#### Material for the task ####

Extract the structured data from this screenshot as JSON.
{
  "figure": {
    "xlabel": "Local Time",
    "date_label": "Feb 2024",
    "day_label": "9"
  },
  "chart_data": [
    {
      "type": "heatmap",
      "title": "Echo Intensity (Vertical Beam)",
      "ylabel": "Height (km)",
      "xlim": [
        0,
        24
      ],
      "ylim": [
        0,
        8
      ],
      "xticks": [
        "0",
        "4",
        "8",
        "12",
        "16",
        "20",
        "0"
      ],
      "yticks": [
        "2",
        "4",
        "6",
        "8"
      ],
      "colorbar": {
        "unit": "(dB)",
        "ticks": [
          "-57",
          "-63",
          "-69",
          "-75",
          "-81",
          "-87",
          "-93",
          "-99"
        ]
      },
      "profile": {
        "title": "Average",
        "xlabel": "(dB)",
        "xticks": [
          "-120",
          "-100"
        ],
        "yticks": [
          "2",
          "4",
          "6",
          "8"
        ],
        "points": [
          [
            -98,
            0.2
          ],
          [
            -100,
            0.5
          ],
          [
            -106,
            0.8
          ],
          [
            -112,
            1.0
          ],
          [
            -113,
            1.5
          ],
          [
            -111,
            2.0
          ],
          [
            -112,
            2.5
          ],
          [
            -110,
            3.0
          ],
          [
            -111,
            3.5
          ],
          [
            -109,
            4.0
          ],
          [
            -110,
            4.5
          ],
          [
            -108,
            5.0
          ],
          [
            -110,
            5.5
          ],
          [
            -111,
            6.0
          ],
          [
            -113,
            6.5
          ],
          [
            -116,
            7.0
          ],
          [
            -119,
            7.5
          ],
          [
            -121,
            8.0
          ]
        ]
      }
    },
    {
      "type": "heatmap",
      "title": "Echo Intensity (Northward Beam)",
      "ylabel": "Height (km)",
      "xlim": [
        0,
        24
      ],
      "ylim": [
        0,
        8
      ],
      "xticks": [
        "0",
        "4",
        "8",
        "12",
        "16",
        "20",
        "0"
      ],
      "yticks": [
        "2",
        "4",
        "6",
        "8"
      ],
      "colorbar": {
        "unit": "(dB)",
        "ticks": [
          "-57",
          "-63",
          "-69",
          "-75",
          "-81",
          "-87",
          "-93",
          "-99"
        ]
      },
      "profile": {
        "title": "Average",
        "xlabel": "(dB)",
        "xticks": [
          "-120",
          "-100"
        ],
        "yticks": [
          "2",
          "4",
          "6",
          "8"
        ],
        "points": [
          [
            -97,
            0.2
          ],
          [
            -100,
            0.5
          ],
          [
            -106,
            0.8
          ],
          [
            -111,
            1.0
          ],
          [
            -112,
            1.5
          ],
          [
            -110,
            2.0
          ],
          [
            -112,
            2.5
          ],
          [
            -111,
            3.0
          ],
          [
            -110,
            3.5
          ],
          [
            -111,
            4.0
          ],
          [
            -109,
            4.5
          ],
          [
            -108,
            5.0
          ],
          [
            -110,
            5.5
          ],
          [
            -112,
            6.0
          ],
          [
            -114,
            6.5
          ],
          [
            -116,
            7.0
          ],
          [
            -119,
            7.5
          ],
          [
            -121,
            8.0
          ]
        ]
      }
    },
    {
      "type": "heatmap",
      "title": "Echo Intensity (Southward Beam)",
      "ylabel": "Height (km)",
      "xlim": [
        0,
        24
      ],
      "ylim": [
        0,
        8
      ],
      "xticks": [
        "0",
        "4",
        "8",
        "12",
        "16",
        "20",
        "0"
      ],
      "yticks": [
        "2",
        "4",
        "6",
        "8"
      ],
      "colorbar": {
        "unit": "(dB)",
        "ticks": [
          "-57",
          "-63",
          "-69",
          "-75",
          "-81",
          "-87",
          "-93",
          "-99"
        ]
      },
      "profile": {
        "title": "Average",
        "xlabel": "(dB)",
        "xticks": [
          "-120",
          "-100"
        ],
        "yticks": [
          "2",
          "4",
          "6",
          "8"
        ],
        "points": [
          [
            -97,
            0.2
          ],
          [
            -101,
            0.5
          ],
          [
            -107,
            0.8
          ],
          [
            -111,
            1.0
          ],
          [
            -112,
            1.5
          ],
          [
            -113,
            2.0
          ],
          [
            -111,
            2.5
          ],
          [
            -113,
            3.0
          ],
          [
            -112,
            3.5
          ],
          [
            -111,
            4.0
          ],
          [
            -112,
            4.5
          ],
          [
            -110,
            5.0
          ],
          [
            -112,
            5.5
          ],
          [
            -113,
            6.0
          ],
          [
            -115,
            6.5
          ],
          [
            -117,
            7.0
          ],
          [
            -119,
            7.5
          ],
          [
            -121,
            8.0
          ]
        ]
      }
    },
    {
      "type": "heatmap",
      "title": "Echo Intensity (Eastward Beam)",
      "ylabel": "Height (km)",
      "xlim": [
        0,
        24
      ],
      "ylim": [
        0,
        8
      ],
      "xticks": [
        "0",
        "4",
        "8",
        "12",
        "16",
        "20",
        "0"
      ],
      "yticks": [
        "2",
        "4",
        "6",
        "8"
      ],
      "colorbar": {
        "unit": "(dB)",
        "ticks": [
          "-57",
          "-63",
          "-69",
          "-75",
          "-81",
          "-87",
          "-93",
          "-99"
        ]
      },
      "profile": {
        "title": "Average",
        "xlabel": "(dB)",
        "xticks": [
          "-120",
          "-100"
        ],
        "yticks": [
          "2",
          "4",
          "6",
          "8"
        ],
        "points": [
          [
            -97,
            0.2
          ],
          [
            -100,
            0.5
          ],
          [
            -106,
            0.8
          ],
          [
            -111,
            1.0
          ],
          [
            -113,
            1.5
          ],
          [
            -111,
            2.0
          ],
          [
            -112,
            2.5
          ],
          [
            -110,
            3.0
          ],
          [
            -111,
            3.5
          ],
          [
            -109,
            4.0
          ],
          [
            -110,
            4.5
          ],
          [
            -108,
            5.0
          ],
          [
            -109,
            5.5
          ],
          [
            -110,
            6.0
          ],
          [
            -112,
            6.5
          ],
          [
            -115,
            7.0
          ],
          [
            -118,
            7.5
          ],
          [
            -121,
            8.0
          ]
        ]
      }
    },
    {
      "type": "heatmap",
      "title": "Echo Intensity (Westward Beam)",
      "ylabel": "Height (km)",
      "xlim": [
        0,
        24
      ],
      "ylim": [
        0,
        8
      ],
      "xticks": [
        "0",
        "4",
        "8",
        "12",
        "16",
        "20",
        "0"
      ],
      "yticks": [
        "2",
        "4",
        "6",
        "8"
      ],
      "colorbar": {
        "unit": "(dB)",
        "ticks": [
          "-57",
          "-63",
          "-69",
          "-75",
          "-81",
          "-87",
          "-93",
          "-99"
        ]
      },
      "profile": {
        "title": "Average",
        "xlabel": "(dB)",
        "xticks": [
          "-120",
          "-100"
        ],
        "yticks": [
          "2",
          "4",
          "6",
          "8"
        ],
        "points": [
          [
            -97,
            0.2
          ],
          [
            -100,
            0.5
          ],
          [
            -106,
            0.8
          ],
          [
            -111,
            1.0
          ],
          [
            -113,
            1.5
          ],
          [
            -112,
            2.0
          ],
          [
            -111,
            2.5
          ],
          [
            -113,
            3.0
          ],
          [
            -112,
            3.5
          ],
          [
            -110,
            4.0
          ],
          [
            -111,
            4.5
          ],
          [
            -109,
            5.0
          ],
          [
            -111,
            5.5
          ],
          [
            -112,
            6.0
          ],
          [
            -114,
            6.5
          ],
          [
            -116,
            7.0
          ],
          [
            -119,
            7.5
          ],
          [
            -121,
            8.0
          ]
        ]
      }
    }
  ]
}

####

* [Challenge]: Write out the whole listing again. Match it word for word.

* [Solution for this problem]:
Extract the structured data from this screenshot as JSON.
{
  "figure": {
    "xlabel": "Local Time",
    "date_label": "Feb 2024",
    "day_label": "9"
  },
  "chart_data": [
    {
      "type": "heatmap",
      "title": "Echo Intensity (Vertical Beam)",
      "ylabel": "Height (km)",
      "xlim": [
        0,
        24
      ],
      "ylim": [
        0,
        8
      ],
      "xticks": [
        "0",
        "4",
        "8",
        "12",
        "16",
        "20",
        "0"
      ],
      "yticks": [
        "2",
        "4",
        "6",
        "8"
      ],
      "colorbar": {
        "unit": "(dB)",
        "ticks": [
          "-57",
          "-63",
          "-69",
          "-75",
          "-81",
          "-87",
          "-93",
          "-99"
        ]
      },
      "profile": {
        "title": "Average",
        "xlabel": "(dB)",
        "xticks": [
          "-120",
          "-100"
        ],
        "yticks": [
          "2",
          "4",
          "6",
          "8"
        ],
        "points": [
          [
            -98,
            0.2
          ],
          [
            -100,
            0.5
          ],
          [
            -106,
            0.8
          ],
          [
            -112,
            1.0
          ],
          [
            -113,
            1.5
          ],
          [
            -111,
            2.0
          ],
          [
            -112,
            2.5
          ],
          [
            -110,
            3.0
          ],
          [
            -111,
            3.5
          ],
          [
            -109,
            4.0
          ],
          [
            -110,
            4.5
          ],
          [
            -108,
            5.0
          ],
          [
            -110,
            5.5
          ],
          [
            -111,
            6.0
          ],
          [
            -113,
            6.5
          ],
          [
            -116,
            7.0
          ],
          [
            -119,
            7.5
          ],
          [
            -121,
            8.0
          ]
        ]
      }
    },
    {
      "type": "heatmap",
      "title": "Echo Intensity (Northward Beam)",
      "ylabel": "Height (km)",
      "xlim": [
        0,
        24
      ],
      "ylim": [
        0,
        8
      ],
      "xticks": [
        "0",
        "4",
        "8",
        "12",
        "16",
        "20",
        "0"
      ],
      "yticks": [
        "2",
        "4",
        "6",
        "8"
      ],
      "colorbar": {
        "unit": "(dB)",
        "ticks": [
          "-57",
          "-63",
          "-69",
          "-75",
          "-81",
          "-87",
          "-93",
          "-99"
        ]
      },
      "profile": {
        "title": "Average",
        "xlabel": "(dB)",
        "xticks": [
          "-120",
          "-100"
        ],
        "yticks": [
          "2",
          "4",
          "6",
          "8"
        ],
        "points": [
          [
            -97,
            0.2
          ],
          [
            -100,
            0.5
          ],
          [
            -106,
            0.8
          ],
          [
            -111,
            1.0
          ],
          [
            -112,
            1.5
          ],
          [
            -110,
            2.0
          ],
          [
            -112,
            2.5
          ],
          [
            -111,
            3.0
          ],
          [
            -110,
            3.5
          ],
          [
            -111,
            4.0
          ],
          [
            -109,
            4.5
          ],
          [
            -108,
            5.0
          ],
          [
            -110,
            5.5
          ],
          [
            -112,
            6.0
          ],
          [
            -114,
            6.5
          ],
          [
            -116,
            7.0
          ],
          [
            -119,
            7.5
          ],
          [
            -121,
            8.0
          ]
        ]
      }
    },
    {
      "type": "heatmap",
      "title": "Echo Intensity (Southward Beam)",
      "ylabel": "Height (km)",
      "xlim": [
        0,
        24
      ],
      "ylim": [
        0,
        8
      ],
      "xticks": [
        "0",
        "4",
        "8",
        "12",
        "16",
        "20",
        "0"
      ],
      "yticks": [
        "2",
        "4",
        "6",
        "8"
      ],
      "colorbar": {
        "unit": "(dB)",
        "ticks": [
          "-57",
          "-63",
          "-69",
          "-75",
          "-81",
          "-87",
          "-93",
          "-99"
        ]
      },
      "profile": {
        "title": "Average",
        "xlabel": "(dB)",
        "xticks": [
          "-120",
          "-100"
        ],
        "yticks": [
          "2",
          "4",
          "6",
          "8"
        ],
        "points": [
          [
            -97,
            0.2
          ],
          [
            -101,
            0.5
          ],
          [
            -107,
            0.8
          ],
          [
            -111,
            1.0
          ],
          [
            -112,
            1.5
          ],
          [
            -113,
            2.0
          ],
          [
            -111,
            2.5
          ],
          [
            -113,
            3.0
          ],
          [
            -112,
            3.5
          ],
          [
            -111,
            4.0
          ],
          [
            -112,
            4.5
          ],
          [
            -110,
            5.0
          ],
          [
            -112,
            5.5
          ],
          [
            -113,
            6.0
          ],
          [
            -115,
            6.5
          ],
          [
            -117,
            7.0
          ],
          [
            -119,
            7.5
          ],
          [
            -121,
            8.0
          ]
        ]
      }
    },
    {
      "type": "heatmap",
      "title": "Echo Intensity (Eastward Beam)",
      "ylabel": "Height (km)",
      "xlim": [
        0,
        24
      ],
      "ylim": [
        0,
        8
      ],
      "xticks": [
        "0",
        "4",
        "8",
        "12",
        "16",
        "20",
        "0"
      ],
      "yticks": [
        "2",
        "4",
        "6",
        "8"
      ],
      "colorbar": {
        "unit": "(dB)",
        "ticks": [
          "-57",
          "-63",
          "-69",
          "-75",
          "-81",
          "-87",
          "-93",
          "-99"
        ]
      },
      "profile": {
        "title": "Average",
        "xlabel": "(dB)",
        "xticks": [
          "-120",
          "-100"
        ],
        "yticks": [
          "2",
          "4",
          "6",
          "8"
        ],
        "points": [
          [
            -97,
            0.2
          ],
          [
            -100,
            0.5
          ],
          [
            -106,
            0.8
          ],
          [
            -111,
            1.0
          ],
          [
            -113,
            1.5
          ],
          [
            -111,
            2.0
          ],
          [
            -112,
            2.5
          ],
          [
            -110,
            3.0
          ],
          [
            -111,
            3.5
          ],
          [
            -109,
            4.0
          ],
          [
            -110,
            4.5
          ],
          [
            -108,
            5.0
          ],
          [
            -109,
            5.5
          ],
          [
            -110,
            6.0
          ],
          [
            -112,
            6.5
          ],
          [
            -115,
            7.0
          ],
          [
            -118,
            7.5
          ],
          [
            -121,
            8.0
          ]
        ]
      }
    },
    {
      "type": "heatmap",
      "title": "Echo Intensity (Westward Beam)",
      "ylabel": "Height (km)",
      "xlim": [
        0,
        24
      ],
      "ylim": [
        0,
        8
      ],
      "xticks": [
        "0",
        "4",
        "8",
        "12",
        "16",
        "20",
        "0"
      ],
      "yticks": [
        "2",
        "4",
        "6",
        "8"
      ],
      "colorbar": {
        "unit": "(dB)",
        "ticks": [
          "-57",
          "-63",
          "-69",
          "-75",
          "-81",
          "-87",
          "-93",
          "-99"
        ]
      },
      "profile": {
        "title": "Average",
        "xlabel": "(dB)",
        "xticks": [
          "-120",
          "-100"
        ],
        "yticks": [
          "2",
          "4",
          "6",
          "8"
        ],
        "points": [
          [
            -97,
            0.2
          ],
          [
            -100,
            0.5
          ],
          [
            -106,
            0.8
          ],
          [
            -111,
            1.0
          ],
          [
            -113,
            1.5
          ],
          [
            -112,
            2.0
          ],
          [
            -111,
            2.5
          ],
          [
            -113,
            3.0
          ],
          [
            -112,
            3.5
          ],
          [
            -110,
            4.0
          ],
          [
            -111,
            4.5
          ],
          [
            -109,
            5.0
          ],
          [
            -111,
            5.5
          ],
          [
            -112,
            6.0
          ],
          [
            -114,
            6.5
          ],
          [
            -116,
            7.0
          ],
          [
            -119,
            7.5
          ],
          [
            -121,
            8.0
          ]
        ]
      }
    }
  ]
}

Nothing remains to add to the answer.